**GOAL:** All of the material below is to be returned exactly.

[BEGIN INFORMATION PROVIDED]

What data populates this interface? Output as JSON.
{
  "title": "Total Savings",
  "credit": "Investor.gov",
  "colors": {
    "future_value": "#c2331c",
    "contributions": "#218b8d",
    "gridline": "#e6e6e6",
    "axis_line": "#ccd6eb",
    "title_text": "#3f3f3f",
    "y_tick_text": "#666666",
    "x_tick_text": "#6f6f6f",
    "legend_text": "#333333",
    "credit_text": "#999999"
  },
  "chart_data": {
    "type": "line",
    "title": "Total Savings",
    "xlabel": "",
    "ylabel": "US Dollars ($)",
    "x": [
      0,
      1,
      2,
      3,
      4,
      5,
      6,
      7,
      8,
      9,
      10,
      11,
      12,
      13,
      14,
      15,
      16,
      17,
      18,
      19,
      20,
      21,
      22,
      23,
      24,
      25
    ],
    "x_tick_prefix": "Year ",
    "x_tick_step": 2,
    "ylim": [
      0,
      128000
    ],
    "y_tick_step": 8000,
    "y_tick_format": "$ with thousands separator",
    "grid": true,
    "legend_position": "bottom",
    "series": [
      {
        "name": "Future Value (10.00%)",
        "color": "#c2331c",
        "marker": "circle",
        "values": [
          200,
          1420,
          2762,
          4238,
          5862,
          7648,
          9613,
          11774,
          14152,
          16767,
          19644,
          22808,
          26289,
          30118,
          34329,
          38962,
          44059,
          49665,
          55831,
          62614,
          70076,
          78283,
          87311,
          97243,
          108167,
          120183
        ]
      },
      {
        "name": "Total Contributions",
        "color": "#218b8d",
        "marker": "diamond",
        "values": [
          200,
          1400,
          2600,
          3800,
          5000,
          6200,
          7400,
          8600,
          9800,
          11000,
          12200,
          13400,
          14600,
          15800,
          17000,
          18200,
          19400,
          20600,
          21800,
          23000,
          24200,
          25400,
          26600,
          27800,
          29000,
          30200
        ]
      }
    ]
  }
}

[END INFORMATION PROVIDED]

**SOLUTION FOR THIS EXERCISE:**
What data populates this interface? Output as JSON.
{
  "title": "Total Savings",
  "credit": "Investor.gov",
  "colors": {
    "future_value": "#c2331c",
    "contributions": "#218b8d",
    "gridline": "#e6e6e6",
    "axis_line": "#ccd6eb",
    "title_text": "#3f3f3f",
    "y_tick_text": "#666666",
    "x_tick_text": "#6f6f6f",
    "legend_text": "#333333",
    "credit_text": "#999999"
  },
  "chart_data": {
    "type": "line",
    "title": "Total Savings",
    "xlabel": "",
    "ylabel": "US Dollars ($)",
    "x": [
      0,
      1,
      2,
      3,
      4,
      5,
      6,
      7,
      8,
      9,
      10,
      11,
      12,
      13,
      14,
      15,
      16,
      17,
      18,
      19,
      20,
      21,
      22,
      23,
      24,
      25
    ],
    "x_tick_prefix": "Year ",
    "x_tick_step": 2,
    "ylim": [
      0,
      128000
    ],
    "y_tick_step": 8000,
    "y_tick_format": "$ with thousands separator",
    "grid": true,
    "legend_position": "bottom",
    "series": [
      {
        "name": "Future Value (10.00%)",
        "color": "#c2331c",
        "marker": "circle",
        "values": [
          200,
          1420,
          2762,
          4238,
          5862,
          7648,
          9613,
          11774,
          14152,
          16767,
          19644,
          22808,
          26289,
          30118,
          34329,
          38962,
          44059,
          49665,
          55831,
          62614,
          70076,
          78283,
          87311,
          97243,
          108167,
          120183
        ]
      },
      {
        "name": "Total Contributions",
        "color": "#218b8d",
        "marker": "diamond",
        "values": [
          200,
          1400,
          2600,
          3800,
          5000,
          6200,
          7400,
          8600,
          9800,
          11000,
          12200,
          13400,
          14600,
          15800,
          17000,
          18200,
          19400,
          20600,
          21800,
          23000,
          24200,
          25400,
          26600,
          27800,
          29000,
          30200
        ]
      }
    ]
  }
}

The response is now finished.